Set problem →
Count how many lines below contain the word "efficiency", then give that number alone.

Data records →
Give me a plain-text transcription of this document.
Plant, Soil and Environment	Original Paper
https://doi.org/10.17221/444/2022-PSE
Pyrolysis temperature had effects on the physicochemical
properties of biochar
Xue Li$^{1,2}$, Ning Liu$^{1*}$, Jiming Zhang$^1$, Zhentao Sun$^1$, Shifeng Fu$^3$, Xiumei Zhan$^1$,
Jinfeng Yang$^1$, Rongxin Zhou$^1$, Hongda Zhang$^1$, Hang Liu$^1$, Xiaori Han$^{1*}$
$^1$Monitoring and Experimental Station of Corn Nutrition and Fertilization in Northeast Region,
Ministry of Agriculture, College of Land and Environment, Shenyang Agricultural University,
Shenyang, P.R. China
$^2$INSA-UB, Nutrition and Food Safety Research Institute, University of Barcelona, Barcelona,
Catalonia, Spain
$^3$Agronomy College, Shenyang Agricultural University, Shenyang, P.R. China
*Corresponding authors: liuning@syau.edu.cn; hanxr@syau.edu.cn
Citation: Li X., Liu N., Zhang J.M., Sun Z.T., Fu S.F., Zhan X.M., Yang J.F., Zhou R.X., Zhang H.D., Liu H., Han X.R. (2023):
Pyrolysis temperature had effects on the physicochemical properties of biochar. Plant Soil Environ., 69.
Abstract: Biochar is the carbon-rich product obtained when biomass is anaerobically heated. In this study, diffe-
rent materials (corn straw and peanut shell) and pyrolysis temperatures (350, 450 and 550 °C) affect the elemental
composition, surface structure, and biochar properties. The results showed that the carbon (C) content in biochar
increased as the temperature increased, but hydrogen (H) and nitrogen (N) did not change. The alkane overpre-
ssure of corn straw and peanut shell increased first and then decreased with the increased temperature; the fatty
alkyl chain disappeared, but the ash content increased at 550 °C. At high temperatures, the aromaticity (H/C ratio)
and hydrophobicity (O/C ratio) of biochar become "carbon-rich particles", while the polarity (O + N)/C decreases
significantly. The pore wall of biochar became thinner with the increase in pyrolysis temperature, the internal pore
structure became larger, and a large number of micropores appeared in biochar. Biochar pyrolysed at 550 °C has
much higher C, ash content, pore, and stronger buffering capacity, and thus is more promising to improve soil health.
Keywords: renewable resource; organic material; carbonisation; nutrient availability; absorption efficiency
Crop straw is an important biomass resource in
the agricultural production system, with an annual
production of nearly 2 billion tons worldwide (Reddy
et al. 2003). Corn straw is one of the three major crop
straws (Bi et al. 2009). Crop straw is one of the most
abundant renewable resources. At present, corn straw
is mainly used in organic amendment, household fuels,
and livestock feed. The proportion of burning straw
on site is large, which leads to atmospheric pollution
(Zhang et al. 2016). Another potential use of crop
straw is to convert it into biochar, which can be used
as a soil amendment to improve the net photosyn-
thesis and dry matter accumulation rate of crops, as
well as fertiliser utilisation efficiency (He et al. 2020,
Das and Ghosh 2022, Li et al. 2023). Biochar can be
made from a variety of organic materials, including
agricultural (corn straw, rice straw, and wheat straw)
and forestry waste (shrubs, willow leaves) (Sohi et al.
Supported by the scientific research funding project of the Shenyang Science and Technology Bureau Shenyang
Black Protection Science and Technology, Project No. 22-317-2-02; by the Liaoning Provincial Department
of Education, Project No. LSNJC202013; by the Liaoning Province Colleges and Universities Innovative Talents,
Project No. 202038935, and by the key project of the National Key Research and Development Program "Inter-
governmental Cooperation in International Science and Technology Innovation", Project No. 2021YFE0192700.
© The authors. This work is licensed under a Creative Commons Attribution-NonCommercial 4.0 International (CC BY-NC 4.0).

Task solution →
2